Text excerpt —
>>>

# Einstein and Eddington



## ctg (Nov 23, 2008)

The BBC has made a perfect TV movie on the general theory of relativity and how it came true. As few might know it was time of first world war when Einstein received a letter from an English Astrophysicist called Eddington. The englishman simply asked Einstein to an explanation on why Mercury's orbit isn't consistent with all the other planet, that seemed to go by the Newton's laws of Gravity. Einstein proved Newton to be wrong by writing his most famous work, but it took a long time before this theory was proven to be right. To do that Eddington travelled in Africa after the Great War and took a series of photographs from the top eclipse so to prove that starlight bend. The result was positive and now we know that this relatively unknown scientist, who only had writen one very small publication, was one of the greatest minds we have seen on this planet.

If you have an access to the BBC iPlayer, then I suggest you follow the link and see yourself this brilliant movie, in which David Tennant is one of stars.  BBC iPlayer - Einstein and Eddington

If not then I hope you have a chance to see it when the movie reaches your country, because it's really worth it. 

To answer the question, why here? Even though it's a factual program, it's still science fiction. A brilliantly done science fiction.


----------



## UltraCulture (Nov 26, 2008)

Gonna watch this tomorrow, looks interesting(as all things Einstein are).


----------



## mosaix (Nov 28, 2008)

ctg - thanks for this link. I watched it the other night, an excellent program.


----------



## sloweye (Nov 28, 2008)

Cheers ctg, will watch that later when the house quiet's a bit


----------

<<<

Listed records —
>>>

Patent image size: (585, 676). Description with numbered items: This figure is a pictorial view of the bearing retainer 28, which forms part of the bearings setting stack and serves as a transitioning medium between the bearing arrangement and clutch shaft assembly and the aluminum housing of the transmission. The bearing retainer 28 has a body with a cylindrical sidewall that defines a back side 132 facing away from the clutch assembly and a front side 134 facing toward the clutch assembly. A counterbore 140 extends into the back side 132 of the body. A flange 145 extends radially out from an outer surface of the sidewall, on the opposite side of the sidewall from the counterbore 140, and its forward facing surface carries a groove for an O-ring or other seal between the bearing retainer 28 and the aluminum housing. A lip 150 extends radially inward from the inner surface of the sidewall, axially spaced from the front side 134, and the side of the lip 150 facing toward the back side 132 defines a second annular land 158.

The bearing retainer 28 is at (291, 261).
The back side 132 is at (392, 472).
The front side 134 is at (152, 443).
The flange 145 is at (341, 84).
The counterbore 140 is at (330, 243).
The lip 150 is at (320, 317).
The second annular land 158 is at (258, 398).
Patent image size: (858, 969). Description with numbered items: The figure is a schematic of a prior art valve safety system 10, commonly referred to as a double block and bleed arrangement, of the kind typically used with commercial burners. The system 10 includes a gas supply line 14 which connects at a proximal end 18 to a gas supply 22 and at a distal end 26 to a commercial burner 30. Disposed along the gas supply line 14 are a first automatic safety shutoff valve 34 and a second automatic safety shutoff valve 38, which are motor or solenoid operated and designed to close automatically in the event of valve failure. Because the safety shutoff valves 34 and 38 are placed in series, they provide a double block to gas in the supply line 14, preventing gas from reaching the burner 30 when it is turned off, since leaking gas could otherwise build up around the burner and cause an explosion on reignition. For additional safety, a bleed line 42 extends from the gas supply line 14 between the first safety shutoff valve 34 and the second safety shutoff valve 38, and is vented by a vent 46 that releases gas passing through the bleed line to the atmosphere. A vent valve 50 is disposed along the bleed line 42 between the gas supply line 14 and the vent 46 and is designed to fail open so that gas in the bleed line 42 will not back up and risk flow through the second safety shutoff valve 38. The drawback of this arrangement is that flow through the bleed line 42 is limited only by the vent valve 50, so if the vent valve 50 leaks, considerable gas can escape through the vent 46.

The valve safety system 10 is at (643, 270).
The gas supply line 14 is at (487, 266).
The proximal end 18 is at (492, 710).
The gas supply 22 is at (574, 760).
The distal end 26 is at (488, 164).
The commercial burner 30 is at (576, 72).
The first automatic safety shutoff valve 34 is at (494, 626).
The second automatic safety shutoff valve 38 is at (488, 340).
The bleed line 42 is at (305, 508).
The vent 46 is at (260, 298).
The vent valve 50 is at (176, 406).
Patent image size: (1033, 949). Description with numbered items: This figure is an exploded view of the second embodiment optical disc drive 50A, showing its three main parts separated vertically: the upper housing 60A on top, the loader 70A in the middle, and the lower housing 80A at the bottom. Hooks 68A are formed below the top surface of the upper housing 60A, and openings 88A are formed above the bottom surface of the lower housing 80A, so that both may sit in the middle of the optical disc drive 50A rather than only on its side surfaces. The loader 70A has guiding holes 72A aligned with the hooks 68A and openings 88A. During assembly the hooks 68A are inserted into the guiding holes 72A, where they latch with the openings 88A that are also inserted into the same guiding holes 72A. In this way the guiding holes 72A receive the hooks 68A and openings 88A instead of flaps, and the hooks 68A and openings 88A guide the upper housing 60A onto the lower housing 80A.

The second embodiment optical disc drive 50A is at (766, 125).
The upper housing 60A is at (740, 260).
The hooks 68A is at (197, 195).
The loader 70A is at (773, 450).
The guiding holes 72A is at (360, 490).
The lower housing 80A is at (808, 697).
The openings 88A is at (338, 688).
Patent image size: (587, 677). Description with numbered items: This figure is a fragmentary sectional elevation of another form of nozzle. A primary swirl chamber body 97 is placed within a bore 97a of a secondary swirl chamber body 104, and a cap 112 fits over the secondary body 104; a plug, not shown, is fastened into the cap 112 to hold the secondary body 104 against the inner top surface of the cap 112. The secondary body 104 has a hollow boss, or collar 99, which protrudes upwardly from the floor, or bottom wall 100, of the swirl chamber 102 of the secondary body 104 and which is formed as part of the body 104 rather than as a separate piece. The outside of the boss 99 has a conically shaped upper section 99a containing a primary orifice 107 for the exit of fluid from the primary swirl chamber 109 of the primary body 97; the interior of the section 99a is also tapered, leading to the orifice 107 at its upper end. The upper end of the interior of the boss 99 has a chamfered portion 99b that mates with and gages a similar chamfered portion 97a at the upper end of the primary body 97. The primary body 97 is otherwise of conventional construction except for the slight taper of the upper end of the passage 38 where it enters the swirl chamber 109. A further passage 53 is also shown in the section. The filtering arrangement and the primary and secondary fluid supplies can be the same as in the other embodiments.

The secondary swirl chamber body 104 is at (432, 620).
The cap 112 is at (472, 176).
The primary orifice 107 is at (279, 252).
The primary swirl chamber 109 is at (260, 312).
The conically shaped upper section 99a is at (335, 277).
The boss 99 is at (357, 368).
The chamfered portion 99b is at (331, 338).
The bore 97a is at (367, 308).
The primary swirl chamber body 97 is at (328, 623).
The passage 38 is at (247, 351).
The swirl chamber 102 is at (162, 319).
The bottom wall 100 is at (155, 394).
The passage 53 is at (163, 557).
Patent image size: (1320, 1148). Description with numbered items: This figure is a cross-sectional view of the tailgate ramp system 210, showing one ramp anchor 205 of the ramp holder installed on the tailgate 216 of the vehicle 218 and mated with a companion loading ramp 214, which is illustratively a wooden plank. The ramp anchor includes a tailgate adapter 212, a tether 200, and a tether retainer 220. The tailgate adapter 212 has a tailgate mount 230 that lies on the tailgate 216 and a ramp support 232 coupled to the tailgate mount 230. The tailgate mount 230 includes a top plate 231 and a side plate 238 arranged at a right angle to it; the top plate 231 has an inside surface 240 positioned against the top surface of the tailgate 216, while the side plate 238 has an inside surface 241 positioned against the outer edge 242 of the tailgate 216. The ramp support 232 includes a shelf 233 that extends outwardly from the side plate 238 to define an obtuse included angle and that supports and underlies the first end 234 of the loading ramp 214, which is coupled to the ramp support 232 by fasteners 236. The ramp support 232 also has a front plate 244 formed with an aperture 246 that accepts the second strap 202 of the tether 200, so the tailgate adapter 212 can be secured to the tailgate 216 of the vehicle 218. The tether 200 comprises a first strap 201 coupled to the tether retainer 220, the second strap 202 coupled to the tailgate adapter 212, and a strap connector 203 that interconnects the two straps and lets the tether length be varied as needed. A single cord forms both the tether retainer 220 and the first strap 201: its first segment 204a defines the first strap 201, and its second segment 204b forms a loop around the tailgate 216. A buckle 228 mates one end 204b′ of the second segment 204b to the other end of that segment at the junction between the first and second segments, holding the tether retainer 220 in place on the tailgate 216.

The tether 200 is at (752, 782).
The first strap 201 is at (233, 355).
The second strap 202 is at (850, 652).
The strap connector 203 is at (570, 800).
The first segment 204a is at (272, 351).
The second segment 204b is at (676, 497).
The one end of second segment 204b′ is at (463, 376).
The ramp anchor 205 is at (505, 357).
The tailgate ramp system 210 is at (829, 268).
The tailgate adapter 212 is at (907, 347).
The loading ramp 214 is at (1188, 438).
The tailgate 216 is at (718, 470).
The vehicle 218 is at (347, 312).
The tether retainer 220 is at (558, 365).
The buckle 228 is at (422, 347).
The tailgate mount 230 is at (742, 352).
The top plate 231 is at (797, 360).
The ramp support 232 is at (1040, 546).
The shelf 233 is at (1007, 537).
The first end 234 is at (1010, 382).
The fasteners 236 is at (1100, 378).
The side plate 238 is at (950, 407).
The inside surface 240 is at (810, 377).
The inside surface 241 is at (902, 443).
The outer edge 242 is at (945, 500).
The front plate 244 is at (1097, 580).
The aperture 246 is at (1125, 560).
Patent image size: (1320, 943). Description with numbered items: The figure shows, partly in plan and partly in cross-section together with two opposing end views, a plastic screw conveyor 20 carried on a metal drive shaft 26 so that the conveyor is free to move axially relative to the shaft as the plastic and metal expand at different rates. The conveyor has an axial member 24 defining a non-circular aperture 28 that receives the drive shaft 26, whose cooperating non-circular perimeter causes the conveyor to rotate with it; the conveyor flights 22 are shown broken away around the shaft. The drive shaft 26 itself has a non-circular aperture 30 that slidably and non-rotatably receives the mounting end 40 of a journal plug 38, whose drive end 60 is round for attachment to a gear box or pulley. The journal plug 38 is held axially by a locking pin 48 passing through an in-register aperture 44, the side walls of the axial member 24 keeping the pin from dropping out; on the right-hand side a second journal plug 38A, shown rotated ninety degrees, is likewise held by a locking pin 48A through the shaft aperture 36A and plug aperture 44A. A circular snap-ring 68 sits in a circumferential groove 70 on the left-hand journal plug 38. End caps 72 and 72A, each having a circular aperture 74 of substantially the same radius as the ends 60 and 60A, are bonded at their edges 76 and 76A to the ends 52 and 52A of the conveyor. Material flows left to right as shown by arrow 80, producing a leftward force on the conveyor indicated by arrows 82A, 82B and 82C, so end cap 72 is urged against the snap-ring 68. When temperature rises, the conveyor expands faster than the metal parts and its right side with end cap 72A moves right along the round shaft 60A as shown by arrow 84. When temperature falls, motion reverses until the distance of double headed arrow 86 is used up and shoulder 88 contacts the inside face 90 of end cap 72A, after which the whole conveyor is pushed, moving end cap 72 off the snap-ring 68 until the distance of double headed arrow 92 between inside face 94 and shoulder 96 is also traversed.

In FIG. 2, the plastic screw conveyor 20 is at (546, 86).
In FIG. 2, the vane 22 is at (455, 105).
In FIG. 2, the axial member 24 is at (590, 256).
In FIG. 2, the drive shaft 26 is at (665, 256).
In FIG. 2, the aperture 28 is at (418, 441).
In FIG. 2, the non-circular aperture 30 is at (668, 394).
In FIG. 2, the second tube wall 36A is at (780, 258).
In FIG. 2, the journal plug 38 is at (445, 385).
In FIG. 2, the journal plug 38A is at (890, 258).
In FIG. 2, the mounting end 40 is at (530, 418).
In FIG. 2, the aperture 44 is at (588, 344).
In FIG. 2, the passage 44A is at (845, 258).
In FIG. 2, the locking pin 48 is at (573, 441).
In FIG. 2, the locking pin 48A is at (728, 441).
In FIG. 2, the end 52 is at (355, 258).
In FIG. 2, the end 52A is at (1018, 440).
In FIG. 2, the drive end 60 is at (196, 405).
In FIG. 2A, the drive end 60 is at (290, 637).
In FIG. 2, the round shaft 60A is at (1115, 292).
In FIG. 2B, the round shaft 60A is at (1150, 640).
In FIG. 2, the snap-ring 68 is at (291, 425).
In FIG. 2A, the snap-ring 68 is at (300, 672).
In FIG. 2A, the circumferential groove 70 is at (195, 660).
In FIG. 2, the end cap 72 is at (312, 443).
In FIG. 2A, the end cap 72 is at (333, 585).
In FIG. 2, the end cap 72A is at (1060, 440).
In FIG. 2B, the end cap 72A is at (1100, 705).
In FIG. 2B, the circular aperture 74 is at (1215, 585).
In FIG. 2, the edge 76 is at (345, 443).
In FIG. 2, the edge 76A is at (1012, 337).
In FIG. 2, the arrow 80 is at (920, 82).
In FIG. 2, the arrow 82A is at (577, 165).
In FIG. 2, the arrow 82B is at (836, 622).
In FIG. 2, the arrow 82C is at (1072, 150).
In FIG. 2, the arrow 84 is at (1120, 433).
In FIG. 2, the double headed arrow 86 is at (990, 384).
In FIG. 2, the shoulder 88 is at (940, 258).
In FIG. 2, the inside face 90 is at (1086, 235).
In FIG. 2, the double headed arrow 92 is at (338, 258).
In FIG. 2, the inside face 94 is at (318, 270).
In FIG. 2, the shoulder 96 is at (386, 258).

<<<

Brief A —
According to the forum thread on the Einstein and Eddington film, which actor is one of its stars?
Brief B —
Rewrite everything in the listing from the line containing "Patent image size: (1033, 949)." down to the line containing "The openings 88A is at (338, 688).", putting "perspective view" in place of "exploded view" and leaving all else unchanged.
The forum thread and the listing come from unrelated sources.

Expected output A —
David Tennant

Expected output B —
Patent image size: (1033, 949). Description with numbered items: This figure is an perspective view of the second embodiment optical disc drive 50A, showing its three main parts separated vertically: the upper housing 60A on top, the loader 70A in the middle, and the lower housing 80A at the bottom. Hooks 68A are formed below the top surface of the upper housing 60A, and openings 88A are formed above the bottom surface of the lower housing 80A, so that both may sit in the middle of the optical disc drive 50A rather than only on its side surfaces. The loader 70A has guiding holes 72A aligned with the hooks 68A and openings 88A. During assembly the hooks 68A are inserted into the guiding holes 72A, where they latch with the openings 88A that are also inserted into the same guiding holes 72A. In this way the guiding holes 72A receive the hooks 68A and openings 88A instead of flaps, and the hooks 68A and openings 88A guide the upper housing 60A onto the lower housing 80A.

The second embodiment optical disc drive 50A is at (766, 125).
The upper housing 60A is at (740, 260).
The hooks 68A is at (197, 195).
The loader 70A is at (773, 450).
The guiding holes 72A is at (360, 490).
The lower housing 80A is at (808, 697).
The openings 88A is at (338, 688).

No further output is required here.